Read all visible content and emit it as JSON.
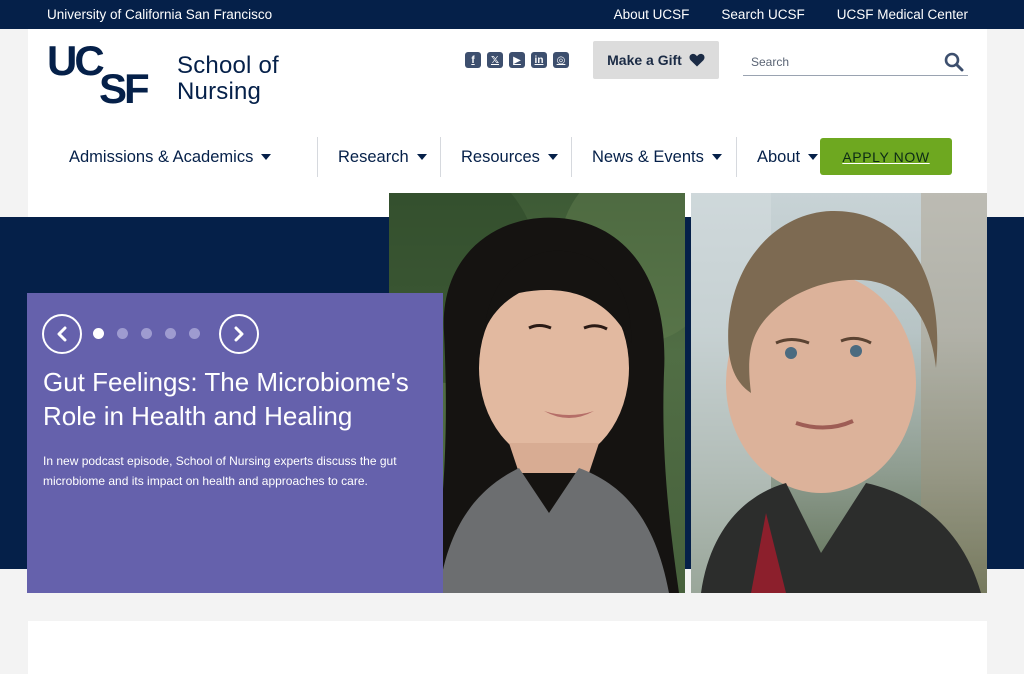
{
  "topbar": {
    "university": "University of California San Francisco",
    "links": [
      "About UCSF",
      "Search UCSF",
      "UCSF Medical Center"
    ]
  },
  "logo": {
    "mark": "UCSF",
    "line1": "School of",
    "line2": "Nursing"
  },
  "social": {
    "icons": [
      "facebook-icon",
      "x-icon",
      "youtube-icon",
      "linkedin-icon",
      "instagram-icon"
    ]
  },
  "gift": {
    "label": "Make a Gift",
    "icon": "heart-icon"
  },
  "search": {
    "placeholder": "Search",
    "icon": "search-icon"
  },
  "nav": {
    "items": [
      {
        "label": "Admissions & Academics"
      },
      {
        "label": "Research"
      },
      {
        "label": "Resources"
      },
      {
        "label": "News & Events"
      },
      {
        "label": "About"
      }
    ],
    "cta": "APPLY NOW"
  },
  "hero": {
    "title": "Gut Feelings: The Microbiome's Role in Health and Healing",
    "description": "In new podcast episode, School of Nursing experts discuss the gut microbiome and its impact on health and approaches to care.",
    "slide_count": 5,
    "active_slide": 1
  },
  "colors": {
    "navy": "#052049",
    "purple": "#6561ac",
    "green": "#6ea820",
    "gray": "#dcdcdc"
  }
}
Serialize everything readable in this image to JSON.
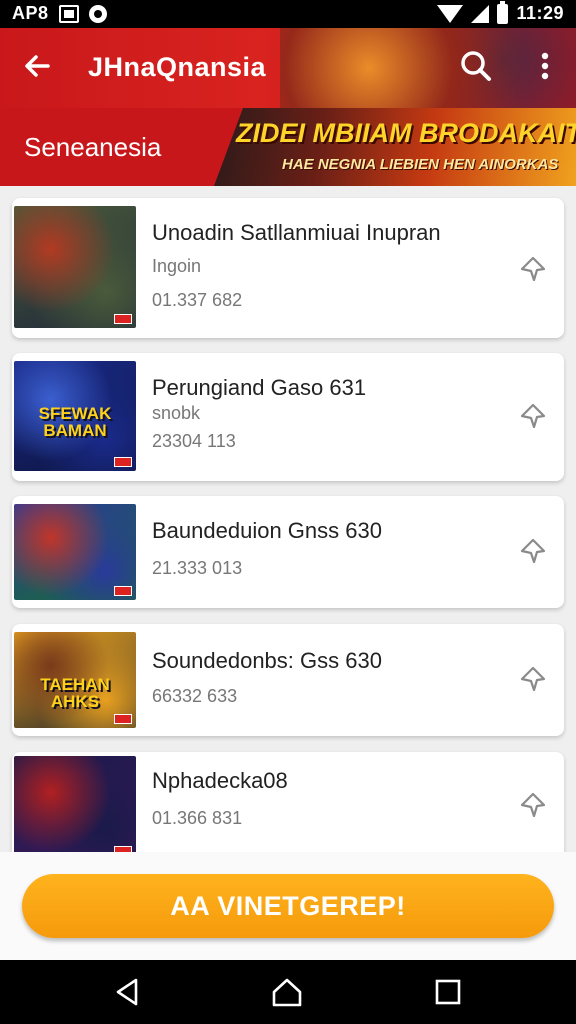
{
  "status_bar": {
    "carrier": "AP8",
    "time": "11:29"
  },
  "app_bar": {
    "title": "JHnaQnansia"
  },
  "banner": {
    "subtitle": "Seneanesia",
    "headline": "ZIDEI MBIIAM BRODAKAIT",
    "tagline": "HAE NEGNIA LIEBIEN HEN AINORKAS"
  },
  "items": [
    {
      "title": "Unoadin Satllanmiuai Inupran",
      "subtitle": "Ingoin",
      "stat": "01.337 682",
      "thumb_colors": [
        "#4a5a3a",
        "#b23a22",
        "#1f2a3a"
      ],
      "thumb_text": ""
    },
    {
      "title": "Perungiand Gaso 631",
      "subtitle": "snobk",
      "stat": "23304 113",
      "thumb_colors": [
        "#1a2a8a",
        "#3b5fd0",
        "#0d1540"
      ],
      "thumb_text": "SFEWAK BAMAN"
    },
    {
      "title": "Baundeduion Gnss 630",
      "subtitle": "",
      "stat": "21.333 013",
      "thumb_colors": [
        "#2a3a9a",
        "#c0352a",
        "#1a6a3a"
      ],
      "thumb_text": ""
    },
    {
      "title": "Soundedonbs: Gss 630",
      "subtitle": "",
      "stat": "66332 633",
      "thumb_colors": [
        "#e8a020",
        "#7a3a1a",
        "#2a2a2a"
      ],
      "thumb_text": "TAEHAN AHKS"
    },
    {
      "title": "Nphadecka08",
      "subtitle": "",
      "stat": "01.366 831",
      "thumb_colors": [
        "#1a1a4a",
        "#b02020",
        "#3a1a5a"
      ],
      "thumb_text": ""
    }
  ],
  "footer": {
    "cta_label": "AA VINETGEREP!"
  },
  "colors": {
    "primary": "#d01d1f",
    "cta": "#f7a20e",
    "headline": "#ffd42a"
  },
  "icons": {
    "back": "arrow-back-icon",
    "search": "search-icon",
    "menu": "more-vert-icon",
    "pin": "pin-icon",
    "nav_back": "nav-back-icon",
    "nav_home": "nav-home-icon",
    "nav_recents": "nav-recents-icon"
  }
}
+ + + +
→ **Work to do**:
Look through the listing and extract every line with "School" in it.

→ **Right answer**:
    "line1": "School of",
    "description": "In new podcast episode, School of Nursing experts discuss the gut microbiome and its impact on health and approaches to care.",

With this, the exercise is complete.